[Spatial annotation records]
■ ■ ■ ■
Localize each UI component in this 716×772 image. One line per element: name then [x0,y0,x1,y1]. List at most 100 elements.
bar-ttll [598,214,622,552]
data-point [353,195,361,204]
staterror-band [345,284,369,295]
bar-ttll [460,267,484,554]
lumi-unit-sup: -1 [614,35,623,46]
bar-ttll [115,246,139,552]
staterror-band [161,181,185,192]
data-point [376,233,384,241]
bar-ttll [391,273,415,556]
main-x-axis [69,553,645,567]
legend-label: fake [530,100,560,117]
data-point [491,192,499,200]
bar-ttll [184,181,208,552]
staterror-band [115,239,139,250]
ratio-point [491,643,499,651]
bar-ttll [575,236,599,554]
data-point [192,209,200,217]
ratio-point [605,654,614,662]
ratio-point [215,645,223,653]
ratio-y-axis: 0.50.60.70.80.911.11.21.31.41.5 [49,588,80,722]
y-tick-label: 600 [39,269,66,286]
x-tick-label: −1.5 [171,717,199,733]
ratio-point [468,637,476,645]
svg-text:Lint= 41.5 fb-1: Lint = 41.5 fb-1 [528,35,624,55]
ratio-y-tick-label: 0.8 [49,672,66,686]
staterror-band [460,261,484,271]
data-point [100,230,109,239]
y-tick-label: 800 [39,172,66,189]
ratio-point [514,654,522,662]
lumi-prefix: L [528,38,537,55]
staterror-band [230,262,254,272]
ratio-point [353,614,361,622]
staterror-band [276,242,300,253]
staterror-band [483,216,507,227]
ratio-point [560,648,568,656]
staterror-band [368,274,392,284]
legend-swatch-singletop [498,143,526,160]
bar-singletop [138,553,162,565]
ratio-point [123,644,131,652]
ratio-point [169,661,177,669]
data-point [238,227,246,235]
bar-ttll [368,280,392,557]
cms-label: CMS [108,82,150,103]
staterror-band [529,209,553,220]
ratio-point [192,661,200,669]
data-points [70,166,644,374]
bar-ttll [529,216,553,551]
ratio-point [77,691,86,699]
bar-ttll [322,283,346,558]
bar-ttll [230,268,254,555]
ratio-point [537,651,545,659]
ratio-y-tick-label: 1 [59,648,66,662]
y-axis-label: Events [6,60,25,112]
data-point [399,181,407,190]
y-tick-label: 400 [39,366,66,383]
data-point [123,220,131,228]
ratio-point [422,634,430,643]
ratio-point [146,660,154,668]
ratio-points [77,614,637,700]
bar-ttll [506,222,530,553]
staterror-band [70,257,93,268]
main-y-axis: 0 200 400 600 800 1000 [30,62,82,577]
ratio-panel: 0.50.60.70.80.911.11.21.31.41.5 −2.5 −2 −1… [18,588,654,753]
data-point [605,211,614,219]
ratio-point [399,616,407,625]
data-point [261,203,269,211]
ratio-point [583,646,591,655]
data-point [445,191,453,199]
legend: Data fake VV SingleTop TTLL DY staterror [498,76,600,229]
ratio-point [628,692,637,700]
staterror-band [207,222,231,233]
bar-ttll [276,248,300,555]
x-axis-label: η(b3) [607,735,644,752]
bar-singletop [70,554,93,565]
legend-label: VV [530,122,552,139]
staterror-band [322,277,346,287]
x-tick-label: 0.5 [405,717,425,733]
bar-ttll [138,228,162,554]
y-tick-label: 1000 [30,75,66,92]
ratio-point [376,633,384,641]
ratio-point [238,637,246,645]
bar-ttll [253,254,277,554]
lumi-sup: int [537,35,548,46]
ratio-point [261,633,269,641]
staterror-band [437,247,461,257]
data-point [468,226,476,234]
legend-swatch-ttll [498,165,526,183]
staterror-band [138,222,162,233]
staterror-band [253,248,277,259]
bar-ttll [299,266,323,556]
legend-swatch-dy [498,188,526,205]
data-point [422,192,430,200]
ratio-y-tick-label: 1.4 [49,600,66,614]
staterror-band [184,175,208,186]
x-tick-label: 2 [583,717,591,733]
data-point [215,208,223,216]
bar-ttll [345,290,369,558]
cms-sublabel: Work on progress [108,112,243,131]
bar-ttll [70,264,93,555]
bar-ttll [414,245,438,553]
■ ■ ■ ■
--- REQUIREMENT ---
Reproduce the records verbatim, starting at their first line and ending with the line that contains "bar-ttll [391,273,415,556]".

--- ANSWER TO THE PROBLEM ---
Localize each UI component in this 716×772 image. One line per element: name then [x0,y0,x1,y1]. List at most 100 elements.
bar-ttll [598,214,622,552]
data-point [353,195,361,204]
staterror-band [345,284,369,295]
bar-ttll [460,267,484,554]
lumi-unit-sup: -1 [614,35,623,46]
bar-ttll [115,246,139,552]
staterror-band [161,181,185,192]
data-point [376,233,384,241]
bar-ttll [391,273,415,556]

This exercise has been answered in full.